-- start Provided data --

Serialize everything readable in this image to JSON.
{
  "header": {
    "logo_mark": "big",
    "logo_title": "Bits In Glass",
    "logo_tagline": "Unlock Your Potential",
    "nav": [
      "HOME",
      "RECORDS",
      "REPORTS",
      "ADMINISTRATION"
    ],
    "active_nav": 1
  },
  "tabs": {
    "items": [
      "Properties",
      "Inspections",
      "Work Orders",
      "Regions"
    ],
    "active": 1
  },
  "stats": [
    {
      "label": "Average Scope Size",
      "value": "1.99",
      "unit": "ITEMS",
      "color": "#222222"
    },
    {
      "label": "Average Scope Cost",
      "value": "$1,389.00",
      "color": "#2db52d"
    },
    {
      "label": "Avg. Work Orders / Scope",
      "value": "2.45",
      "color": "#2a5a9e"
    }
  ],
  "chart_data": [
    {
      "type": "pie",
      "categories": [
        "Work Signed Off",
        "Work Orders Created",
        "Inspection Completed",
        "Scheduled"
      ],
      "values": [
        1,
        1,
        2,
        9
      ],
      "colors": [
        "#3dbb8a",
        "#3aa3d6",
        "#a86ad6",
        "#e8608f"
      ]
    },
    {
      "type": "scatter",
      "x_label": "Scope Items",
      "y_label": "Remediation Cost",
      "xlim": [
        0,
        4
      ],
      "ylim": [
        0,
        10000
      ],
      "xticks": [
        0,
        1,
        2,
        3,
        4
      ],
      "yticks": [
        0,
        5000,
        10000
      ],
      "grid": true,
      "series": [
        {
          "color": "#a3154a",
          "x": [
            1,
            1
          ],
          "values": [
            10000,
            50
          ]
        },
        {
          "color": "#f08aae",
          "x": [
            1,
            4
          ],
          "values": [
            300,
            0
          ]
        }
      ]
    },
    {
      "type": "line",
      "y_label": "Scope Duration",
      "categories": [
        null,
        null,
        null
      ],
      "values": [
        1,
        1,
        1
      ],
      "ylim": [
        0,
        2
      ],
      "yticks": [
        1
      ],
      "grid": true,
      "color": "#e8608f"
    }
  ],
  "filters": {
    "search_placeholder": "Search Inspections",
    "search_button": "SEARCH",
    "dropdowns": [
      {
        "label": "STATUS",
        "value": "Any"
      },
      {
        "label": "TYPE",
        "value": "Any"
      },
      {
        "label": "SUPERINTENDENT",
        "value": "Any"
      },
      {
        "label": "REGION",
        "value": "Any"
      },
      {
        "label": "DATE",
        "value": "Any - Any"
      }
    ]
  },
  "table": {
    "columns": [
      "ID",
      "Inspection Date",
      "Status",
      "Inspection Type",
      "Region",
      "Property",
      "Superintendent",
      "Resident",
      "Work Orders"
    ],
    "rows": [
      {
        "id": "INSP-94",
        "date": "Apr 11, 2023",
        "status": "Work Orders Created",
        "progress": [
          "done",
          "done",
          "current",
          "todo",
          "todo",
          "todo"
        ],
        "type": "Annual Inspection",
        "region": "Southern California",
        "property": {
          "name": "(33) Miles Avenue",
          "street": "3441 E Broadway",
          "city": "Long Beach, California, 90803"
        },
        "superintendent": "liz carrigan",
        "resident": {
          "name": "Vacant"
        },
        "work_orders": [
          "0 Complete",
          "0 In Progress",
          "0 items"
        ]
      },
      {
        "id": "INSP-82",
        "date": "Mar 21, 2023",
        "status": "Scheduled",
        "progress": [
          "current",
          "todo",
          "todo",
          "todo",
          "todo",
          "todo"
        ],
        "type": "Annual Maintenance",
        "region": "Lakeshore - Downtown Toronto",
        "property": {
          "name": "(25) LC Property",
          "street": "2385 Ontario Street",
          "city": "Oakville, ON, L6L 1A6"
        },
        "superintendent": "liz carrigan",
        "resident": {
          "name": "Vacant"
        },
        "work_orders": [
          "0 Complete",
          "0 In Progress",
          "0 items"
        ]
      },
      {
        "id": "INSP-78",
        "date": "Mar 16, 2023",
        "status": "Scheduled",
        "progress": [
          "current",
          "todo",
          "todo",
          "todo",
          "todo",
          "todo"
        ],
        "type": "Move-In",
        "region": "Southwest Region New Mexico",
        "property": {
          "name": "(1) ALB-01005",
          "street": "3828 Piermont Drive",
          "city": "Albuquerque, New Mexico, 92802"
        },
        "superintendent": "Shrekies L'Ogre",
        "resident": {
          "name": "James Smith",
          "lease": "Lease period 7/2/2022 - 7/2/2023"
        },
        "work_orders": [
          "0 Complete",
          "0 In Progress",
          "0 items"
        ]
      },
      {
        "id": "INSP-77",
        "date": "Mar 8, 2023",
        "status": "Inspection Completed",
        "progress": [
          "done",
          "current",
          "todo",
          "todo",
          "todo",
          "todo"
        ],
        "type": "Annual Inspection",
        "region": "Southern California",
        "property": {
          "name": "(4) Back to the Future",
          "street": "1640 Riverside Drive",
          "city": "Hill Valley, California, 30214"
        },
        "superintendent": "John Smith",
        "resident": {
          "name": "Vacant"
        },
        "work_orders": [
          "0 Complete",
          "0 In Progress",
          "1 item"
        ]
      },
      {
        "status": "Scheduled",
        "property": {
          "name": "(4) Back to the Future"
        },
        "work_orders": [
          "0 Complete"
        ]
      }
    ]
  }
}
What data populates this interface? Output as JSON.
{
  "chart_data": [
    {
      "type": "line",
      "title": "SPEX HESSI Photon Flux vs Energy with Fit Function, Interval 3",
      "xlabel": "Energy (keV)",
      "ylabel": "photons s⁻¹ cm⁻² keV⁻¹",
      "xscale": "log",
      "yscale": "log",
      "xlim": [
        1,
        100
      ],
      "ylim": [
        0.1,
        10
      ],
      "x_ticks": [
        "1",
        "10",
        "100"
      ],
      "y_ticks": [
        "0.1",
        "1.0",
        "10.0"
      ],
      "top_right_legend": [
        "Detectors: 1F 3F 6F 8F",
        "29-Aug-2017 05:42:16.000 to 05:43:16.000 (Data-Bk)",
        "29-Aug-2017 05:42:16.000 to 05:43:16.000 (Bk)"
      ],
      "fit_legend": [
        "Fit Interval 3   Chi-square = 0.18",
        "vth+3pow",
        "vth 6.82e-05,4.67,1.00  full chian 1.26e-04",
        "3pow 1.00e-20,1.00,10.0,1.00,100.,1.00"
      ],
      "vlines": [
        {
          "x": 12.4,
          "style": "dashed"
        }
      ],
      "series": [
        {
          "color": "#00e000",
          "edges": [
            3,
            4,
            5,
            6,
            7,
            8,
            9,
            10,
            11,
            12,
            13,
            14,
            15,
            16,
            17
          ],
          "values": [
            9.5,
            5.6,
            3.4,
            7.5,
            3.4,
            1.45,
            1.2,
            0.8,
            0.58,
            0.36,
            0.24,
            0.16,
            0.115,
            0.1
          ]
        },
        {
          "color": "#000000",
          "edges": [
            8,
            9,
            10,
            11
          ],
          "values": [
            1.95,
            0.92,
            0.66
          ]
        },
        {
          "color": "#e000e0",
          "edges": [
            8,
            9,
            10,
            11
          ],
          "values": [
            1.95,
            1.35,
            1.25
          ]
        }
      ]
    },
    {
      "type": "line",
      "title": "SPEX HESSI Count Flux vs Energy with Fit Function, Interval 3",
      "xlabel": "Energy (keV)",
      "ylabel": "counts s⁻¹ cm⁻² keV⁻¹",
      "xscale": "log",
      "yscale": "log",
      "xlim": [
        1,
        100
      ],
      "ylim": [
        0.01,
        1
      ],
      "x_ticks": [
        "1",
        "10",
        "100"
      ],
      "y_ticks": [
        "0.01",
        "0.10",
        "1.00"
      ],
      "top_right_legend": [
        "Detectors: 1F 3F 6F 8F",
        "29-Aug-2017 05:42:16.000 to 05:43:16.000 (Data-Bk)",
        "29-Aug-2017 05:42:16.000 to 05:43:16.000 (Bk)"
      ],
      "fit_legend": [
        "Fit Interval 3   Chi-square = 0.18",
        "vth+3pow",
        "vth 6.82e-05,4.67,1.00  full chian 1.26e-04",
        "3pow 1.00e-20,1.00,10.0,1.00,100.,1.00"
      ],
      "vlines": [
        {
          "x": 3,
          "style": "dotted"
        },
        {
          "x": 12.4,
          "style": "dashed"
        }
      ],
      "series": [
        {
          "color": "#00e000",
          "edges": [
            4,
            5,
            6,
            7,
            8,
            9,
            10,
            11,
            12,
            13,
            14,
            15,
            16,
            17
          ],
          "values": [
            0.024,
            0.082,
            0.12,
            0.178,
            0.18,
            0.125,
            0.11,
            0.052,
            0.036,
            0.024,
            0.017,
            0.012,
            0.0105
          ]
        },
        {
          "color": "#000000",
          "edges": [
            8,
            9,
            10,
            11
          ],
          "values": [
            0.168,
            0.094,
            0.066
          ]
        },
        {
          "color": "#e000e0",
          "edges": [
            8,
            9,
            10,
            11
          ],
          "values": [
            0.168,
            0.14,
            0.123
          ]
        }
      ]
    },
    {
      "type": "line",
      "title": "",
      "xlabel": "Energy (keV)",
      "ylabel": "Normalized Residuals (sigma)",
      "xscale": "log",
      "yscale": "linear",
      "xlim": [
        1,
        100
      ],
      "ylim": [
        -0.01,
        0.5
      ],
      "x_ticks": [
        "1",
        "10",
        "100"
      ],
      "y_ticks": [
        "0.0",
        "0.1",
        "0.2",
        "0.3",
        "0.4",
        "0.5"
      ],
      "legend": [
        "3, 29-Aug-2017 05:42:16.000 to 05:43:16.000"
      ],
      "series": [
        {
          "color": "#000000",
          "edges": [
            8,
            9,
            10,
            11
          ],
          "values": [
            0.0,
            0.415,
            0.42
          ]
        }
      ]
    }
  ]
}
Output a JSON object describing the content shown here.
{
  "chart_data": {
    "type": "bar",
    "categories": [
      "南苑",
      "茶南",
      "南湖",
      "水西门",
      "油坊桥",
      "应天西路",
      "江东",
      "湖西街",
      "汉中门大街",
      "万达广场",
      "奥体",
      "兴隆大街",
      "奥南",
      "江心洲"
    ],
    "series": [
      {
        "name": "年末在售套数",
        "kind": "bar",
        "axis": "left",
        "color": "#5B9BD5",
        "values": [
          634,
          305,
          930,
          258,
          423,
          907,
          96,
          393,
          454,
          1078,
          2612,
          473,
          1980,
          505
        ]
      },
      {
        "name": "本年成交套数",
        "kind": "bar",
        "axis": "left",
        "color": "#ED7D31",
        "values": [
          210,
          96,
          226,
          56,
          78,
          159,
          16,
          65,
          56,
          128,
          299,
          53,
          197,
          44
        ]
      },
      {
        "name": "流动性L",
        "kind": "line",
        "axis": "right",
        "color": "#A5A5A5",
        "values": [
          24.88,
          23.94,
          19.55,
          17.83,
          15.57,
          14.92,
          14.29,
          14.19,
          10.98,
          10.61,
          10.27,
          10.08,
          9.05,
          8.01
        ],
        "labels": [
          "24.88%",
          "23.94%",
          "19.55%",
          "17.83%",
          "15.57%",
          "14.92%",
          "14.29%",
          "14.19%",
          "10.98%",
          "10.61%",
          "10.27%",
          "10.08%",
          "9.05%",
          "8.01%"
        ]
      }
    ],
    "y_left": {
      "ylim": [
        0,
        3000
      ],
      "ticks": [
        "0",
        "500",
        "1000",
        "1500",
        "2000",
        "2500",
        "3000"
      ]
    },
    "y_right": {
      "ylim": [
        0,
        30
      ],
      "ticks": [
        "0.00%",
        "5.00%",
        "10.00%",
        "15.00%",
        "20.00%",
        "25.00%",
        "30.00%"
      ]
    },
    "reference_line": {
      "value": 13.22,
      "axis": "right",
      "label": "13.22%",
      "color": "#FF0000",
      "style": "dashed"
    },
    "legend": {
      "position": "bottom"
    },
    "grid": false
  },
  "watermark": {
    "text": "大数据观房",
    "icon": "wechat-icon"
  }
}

-- end Provided data --

▸ **Stated problem**
List the lines that contain the word "Average".

▸ **Full output**
      "label": "Average Scope Size",
      "label": "Average Scope Cost",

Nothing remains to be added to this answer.